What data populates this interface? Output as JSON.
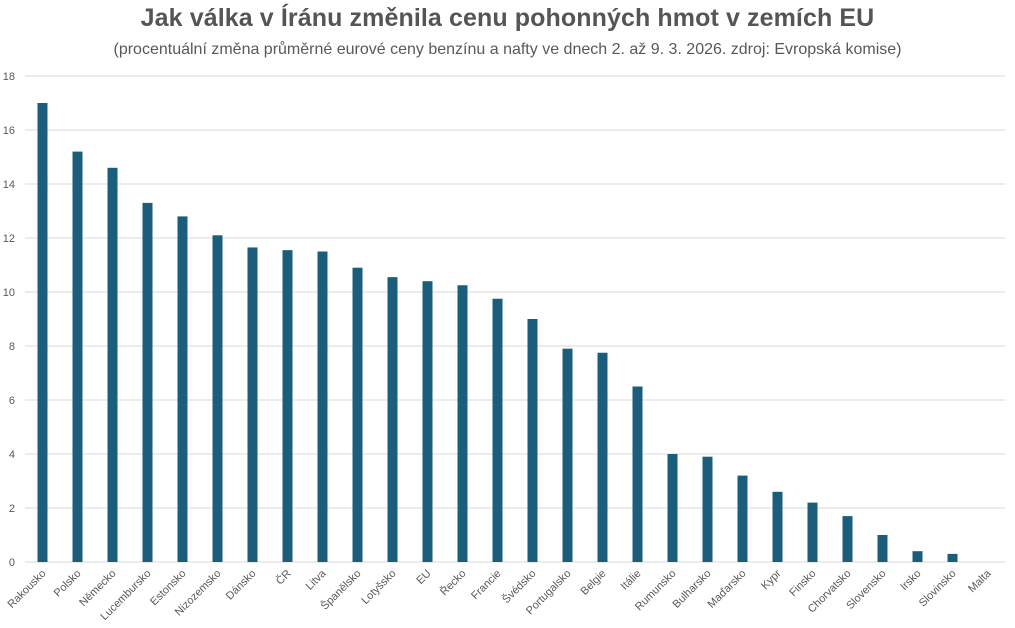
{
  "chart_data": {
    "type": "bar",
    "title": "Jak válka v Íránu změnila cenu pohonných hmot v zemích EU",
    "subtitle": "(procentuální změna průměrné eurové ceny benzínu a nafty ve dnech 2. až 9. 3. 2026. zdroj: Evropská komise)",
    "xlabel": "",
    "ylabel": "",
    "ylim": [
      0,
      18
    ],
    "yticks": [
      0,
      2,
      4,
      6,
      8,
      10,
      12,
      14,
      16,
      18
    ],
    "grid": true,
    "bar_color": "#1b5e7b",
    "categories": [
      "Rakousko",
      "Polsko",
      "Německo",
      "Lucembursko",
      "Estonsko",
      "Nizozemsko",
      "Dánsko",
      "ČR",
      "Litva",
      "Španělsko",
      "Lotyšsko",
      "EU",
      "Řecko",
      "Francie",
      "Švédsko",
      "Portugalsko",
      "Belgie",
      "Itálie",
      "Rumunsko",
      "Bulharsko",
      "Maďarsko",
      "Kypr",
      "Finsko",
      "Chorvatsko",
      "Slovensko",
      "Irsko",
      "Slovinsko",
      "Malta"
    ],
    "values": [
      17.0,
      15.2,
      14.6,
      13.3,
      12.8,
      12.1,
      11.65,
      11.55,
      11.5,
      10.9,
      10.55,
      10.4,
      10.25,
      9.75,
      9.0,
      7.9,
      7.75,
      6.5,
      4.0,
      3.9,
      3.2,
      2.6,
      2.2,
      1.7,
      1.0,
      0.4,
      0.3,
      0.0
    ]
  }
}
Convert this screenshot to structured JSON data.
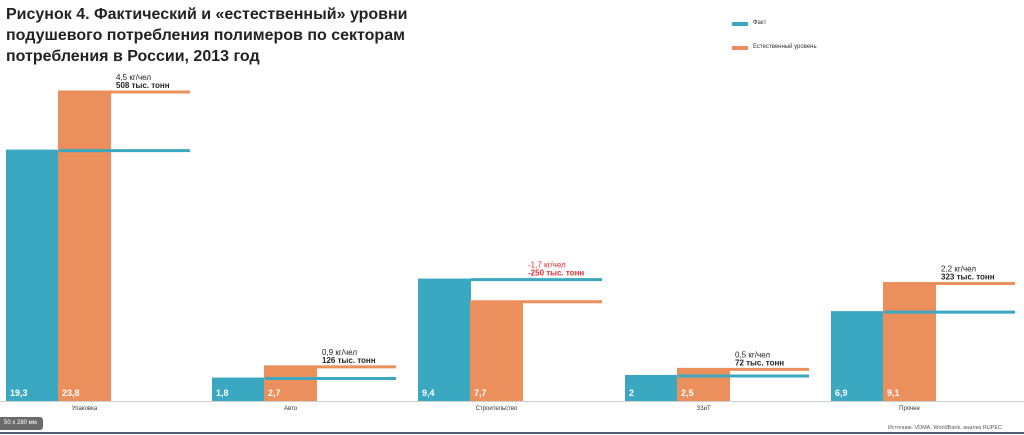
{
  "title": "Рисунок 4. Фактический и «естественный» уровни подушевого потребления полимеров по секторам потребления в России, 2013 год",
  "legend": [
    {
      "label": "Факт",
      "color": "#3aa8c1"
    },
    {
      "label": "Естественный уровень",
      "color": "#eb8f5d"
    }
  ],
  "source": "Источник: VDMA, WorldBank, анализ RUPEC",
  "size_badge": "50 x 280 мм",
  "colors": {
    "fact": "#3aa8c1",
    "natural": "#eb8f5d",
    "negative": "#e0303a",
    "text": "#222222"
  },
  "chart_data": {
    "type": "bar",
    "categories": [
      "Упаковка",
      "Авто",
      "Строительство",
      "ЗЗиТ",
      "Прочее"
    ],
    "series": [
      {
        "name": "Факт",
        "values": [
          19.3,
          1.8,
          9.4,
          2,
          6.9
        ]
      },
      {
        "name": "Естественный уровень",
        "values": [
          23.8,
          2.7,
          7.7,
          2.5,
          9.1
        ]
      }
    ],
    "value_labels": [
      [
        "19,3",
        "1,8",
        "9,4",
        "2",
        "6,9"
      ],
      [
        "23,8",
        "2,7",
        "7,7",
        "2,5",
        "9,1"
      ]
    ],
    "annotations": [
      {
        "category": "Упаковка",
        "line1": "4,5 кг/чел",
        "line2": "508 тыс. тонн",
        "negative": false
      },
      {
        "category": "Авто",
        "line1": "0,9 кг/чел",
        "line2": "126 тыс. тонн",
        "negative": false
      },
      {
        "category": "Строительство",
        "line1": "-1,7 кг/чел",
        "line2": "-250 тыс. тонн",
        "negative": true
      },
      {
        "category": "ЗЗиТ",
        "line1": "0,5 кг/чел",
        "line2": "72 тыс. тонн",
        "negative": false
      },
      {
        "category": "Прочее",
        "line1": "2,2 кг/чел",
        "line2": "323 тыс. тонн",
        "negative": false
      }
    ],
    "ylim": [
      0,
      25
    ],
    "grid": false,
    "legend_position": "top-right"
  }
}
────────────────────────────────────────
_WRITTEN INSTRUCTION_. Exclude the pictures and transcribe all of the entries exactly.

_ANSWER TO THE EXERCISE_.
What data populates this interface? Output as JSON.
{
  "chart_data": {
    "type": "bar",
    "title": "Jak válka v Íránu změnila cenu pohonných hmot v zemích EU",
    "subtitle": "(procentuální změna průměrné eurové ceny benzínu a nafty ve dnech 2. až 9. 3. 2026. zdroj: Evropská komise)",
    "xlabel": "",
    "ylabel": "",
    "ylim": [
      0,
      18
    ],
    "yticks": [
      0,
      2,
      4,
      6,
      8,
      10,
      12,
      14,
      16,
      18
    ],
    "grid": true,
    "bar_color": "#1b5e7b",
    "categories": [
      "Rakousko",
      "Polsko",
      "Německo",
      "Lucembursko",
      "Estonsko",
      "Nizozemsko",
      "Dánsko",
      "ČR",
      "Litva",
      "Španělsko",
      "Lotyšsko",
      "EU",
      "Řecko",
      "Francie",
      "Švédsko",
      "Portugalsko",
      "Belgie",
      "Itálie",
      "Rumunsko",
      "Bulharsko",
      "Maďarsko",
      "Kypr",
      "Finsko",
      "Chorvatsko",
      "Slovensko",
      "Irsko",
      "Slovinsko",
      "Malta"
    ],
    "values": [
      17.0,
      15.2,
      14.6,
      13.3,
      12.8,
      12.1,
      11.65,
      11.55,
      11.5,
      10.9,
      10.55,
      10.4,
      10.25,
      9.75,
      9.0,
      7.9,
      7.75,
      6.5,
      4.0,
      3.9,
      3.2,
      2.6,
      2.2,
      1.7,
      1.0,
      0.4,
      0.3,
      0.0
    ]
  }
}
Convert this screenshot to structured JSON data.
{
  "title": "Рисунок 4. Фактический и «естественный» уровни подушевого потребления полимеров по секторам потребления в России, 2013 год",
  "legend": [
    {
      "label": "Факт",
      "color": "#3aa8c1"
    },
    {
      "label": "Естественный уровень",
      "color": "#eb8f5d"
    }
  ],
  "source": "Источник: VDMA, WorldBank, анализ RUPEC",
  "size_badge": "50 x 280 мм",
  "colors": {
    "fact": "#3aa8c1",
    "natural": "#eb8f5d",
    "negative": "#e0303a",
    "text": "#222222"
  },
  "chart_data": {
    "type": "bar",
    "categories": [
      "Упаковка",
      "Авто",
      "Строительство",
      "ЗЗиТ",
      "Прочее"
    ],
    "series": [
      {
        "name": "Факт",
        "values": [
          19.3,
          1.8,
          9.4,
          2,
          6.9
        ]
      },
      {
        "name": "Естественный уровень",
        "values": [
          23.8,
          2.7,
          7.7,
          2.5,
          9.1
        ]
      }
    ],
    "value_labels": [
      [
        "19,3",
        "1,8",
        "9,4",
        "2",
        "6,9"
      ],
      [
        "23,8",
        "2,7",
        "7,7",
        "2,5",
        "9,1"
      ]
    ],
    "annotations": [
      {
        "category": "Упаковка",
        "line1": "4,5 кг/чел",
        "line2": "508 тыс. тонн",
        "negative": false
      },
      {
        "category": "Авто",
        "line1": "0,9 кг/чел",
        "line2": "126 тыс. тонн",
        "negative": false
      },
      {
        "category": "Строительство",
        "line1": "-1,7 кг/чел",
        "line2": "-250 тыс. тонн",
        "negative": true
      },
      {
        "category": "ЗЗиТ",
        "line1": "0,5 кг/чел",
        "line2": "72 тыс. тонн",
        "negative": false
      },
      {
        "category": "Прочее",
        "line1": "2,2 кг/чел",
        "line2": "323 тыс. тонн",
        "negative": false
      }
    ],
    "ylim": [
      0,
      25
    ],
    "grid": false,
    "legend_position": "top-right"
  }
}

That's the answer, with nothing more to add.